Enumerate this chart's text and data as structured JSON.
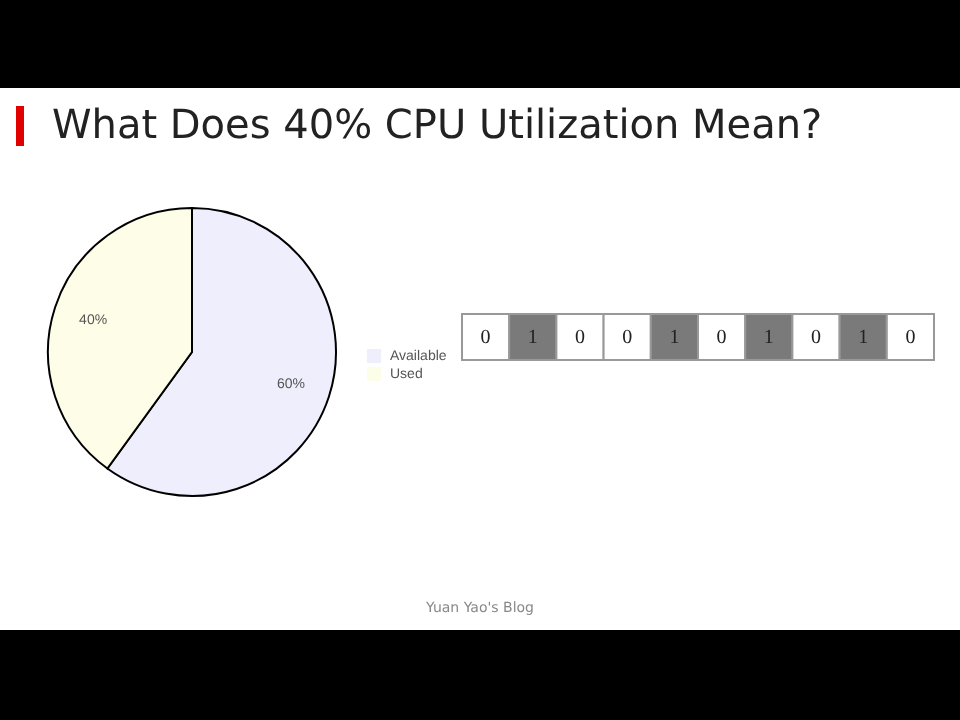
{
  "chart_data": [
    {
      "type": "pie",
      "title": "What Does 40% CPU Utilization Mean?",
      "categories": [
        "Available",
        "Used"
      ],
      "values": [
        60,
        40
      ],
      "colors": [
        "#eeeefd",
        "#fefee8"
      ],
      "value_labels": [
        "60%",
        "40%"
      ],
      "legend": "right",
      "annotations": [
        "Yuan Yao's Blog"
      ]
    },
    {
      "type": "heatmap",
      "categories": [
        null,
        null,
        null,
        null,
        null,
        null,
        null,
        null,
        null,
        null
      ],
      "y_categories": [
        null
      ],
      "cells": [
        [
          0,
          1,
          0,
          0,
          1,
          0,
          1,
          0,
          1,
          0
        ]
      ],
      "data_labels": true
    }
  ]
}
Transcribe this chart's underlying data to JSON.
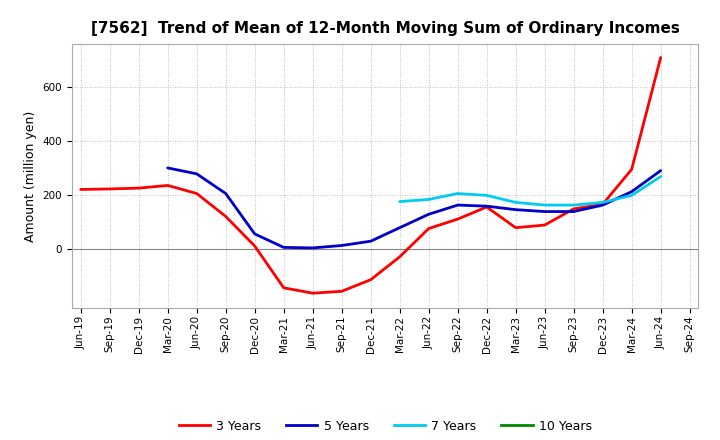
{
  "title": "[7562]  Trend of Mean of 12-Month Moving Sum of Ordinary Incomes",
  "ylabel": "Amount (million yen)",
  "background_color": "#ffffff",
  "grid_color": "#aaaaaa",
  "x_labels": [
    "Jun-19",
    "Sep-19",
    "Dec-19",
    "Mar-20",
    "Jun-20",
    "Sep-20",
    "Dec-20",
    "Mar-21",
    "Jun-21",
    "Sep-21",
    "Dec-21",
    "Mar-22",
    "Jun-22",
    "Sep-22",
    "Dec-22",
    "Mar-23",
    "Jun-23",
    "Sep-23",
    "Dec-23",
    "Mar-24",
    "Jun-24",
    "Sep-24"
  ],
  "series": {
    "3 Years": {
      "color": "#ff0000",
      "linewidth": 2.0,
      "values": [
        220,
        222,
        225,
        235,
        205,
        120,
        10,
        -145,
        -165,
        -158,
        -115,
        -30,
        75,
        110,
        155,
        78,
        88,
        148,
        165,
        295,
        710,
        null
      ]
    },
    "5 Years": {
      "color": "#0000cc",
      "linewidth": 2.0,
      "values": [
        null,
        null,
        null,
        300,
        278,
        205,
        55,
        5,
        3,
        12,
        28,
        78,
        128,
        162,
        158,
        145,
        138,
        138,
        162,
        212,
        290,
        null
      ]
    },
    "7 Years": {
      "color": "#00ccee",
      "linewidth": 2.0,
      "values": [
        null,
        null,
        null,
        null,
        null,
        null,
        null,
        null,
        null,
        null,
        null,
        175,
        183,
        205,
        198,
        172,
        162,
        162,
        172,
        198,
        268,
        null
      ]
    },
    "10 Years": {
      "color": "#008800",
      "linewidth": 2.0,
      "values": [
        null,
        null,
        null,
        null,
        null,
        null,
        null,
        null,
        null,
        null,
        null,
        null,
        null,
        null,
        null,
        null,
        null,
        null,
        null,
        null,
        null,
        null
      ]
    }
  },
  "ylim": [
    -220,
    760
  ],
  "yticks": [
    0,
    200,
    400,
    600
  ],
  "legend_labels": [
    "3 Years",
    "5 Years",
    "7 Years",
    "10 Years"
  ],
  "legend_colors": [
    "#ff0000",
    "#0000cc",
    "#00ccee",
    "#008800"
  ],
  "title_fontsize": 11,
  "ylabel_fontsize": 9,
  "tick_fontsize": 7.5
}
....
▶ _What to work on_: Without the pictures, restate each entry exactly.

▶ _Solution to the exercise_:
Enumerate this chart's text and data as structured JSON.
{
  "chart_data": [
    {
      "type": "pie",
      "title": "What Does 40% CPU Utilization Mean?",
      "categories": [
        "Available",
        "Used"
      ],
      "values": [
        60,
        40
      ],
      "colors": [
        "#eeeefd",
        "#fefee8"
      ],
      "value_labels": [
        "60%",
        "40%"
      ],
      "legend": "right",
      "annotations": [
        "Yuan Yao's Blog"
      ]
    },
    {
      "type": "heatmap",
      "categories": [
        null,
        null,
        null,
        null,
        null,
        null,
        null,
        null,
        null,
        null
      ],
      "y_categories": [
        null
      ],
      "cells": [
        [
          0,
          1,
          0,
          0,
          1,
          0,
          1,
          0,
          1,
          0
        ]
      ],
      "data_labels": true
    }
  ]
}
Transcribe this chart's underlying data to JSON.
{
  "title": "[7562]  Trend of Mean of 12-Month Moving Sum of Ordinary Incomes",
  "ylabel": "Amount (million yen)",
  "background_color": "#ffffff",
  "grid_color": "#aaaaaa",
  "x_labels": [
    "Jun-19",
    "Sep-19",
    "Dec-19",
    "Mar-20",
    "Jun-20",
    "Sep-20",
    "Dec-20",
    "Mar-21",
    "Jun-21",
    "Sep-21",
    "Dec-21",
    "Mar-22",
    "Jun-22",
    "Sep-22",
    "Dec-22",
    "Mar-23",
    "Jun-23",
    "Sep-23",
    "Dec-23",
    "Mar-24",
    "Jun-24",
    "Sep-24"
  ],
  "series": {
    "3 Years": {
      "color": "#ff0000",
      "linewidth": 2.0,
      "values": [
        220,
        222,
        225,
        235,
        205,
        120,
        10,
        -145,
        -165,
        -158,
        -115,
        -30,
        75,
        110,
        155,
        78,
        88,
        148,
        165,
        295,
        710,
        null
      ]
    },
    "5 Years": {
      "color": "#0000cc",
      "linewidth": 2.0,
      "values": [
        null,
        null,
        null,
        300,
        278,
        205,
        55,
        5,
        3,
        12,
        28,
        78,
        128,
        162,
        158,
        145,
        138,
        138,
        162,
        212,
        290,
        null
      ]
    },
    "7 Years": {
      "color": "#00ccee",
      "linewidth": 2.0,
      "values": [
        null,
        null,
        null,
        null,
        null,
        null,
        null,
        null,
        null,
        null,
        null,
        175,
        183,
        205,
        198,
        172,
        162,
        162,
        172,
        198,
        268,
        null
      ]
    },
    "10 Years": {
      "color": "#008800",
      "linewidth": 2.0,
      "values": [
        null,
        null,
        null,
        null,
        null,
        null,
        null,
        null,
        null,
        null,
        null,
        null,
        null,
        null,
        null,
        null,
        null,
        null,
        null,
        null,
        null,
        null
      ]
    }
  },
  "ylim": [
    -220,
    760
  ],
  "yticks": [
    0,
    200,
    400,
    600
  ],
  "legend_labels": [
    "3 Years",
    "5 Years",
    "7 Years",
    "10 Years"
  ],
  "legend_colors": [
    "#ff0000",
    "#0000cc",
    "#00ccee",
    "#008800"
  ],
  "title_fontsize": 11,
  "ylabel_fontsize": 9,
  "tick_fontsize": 7.5
}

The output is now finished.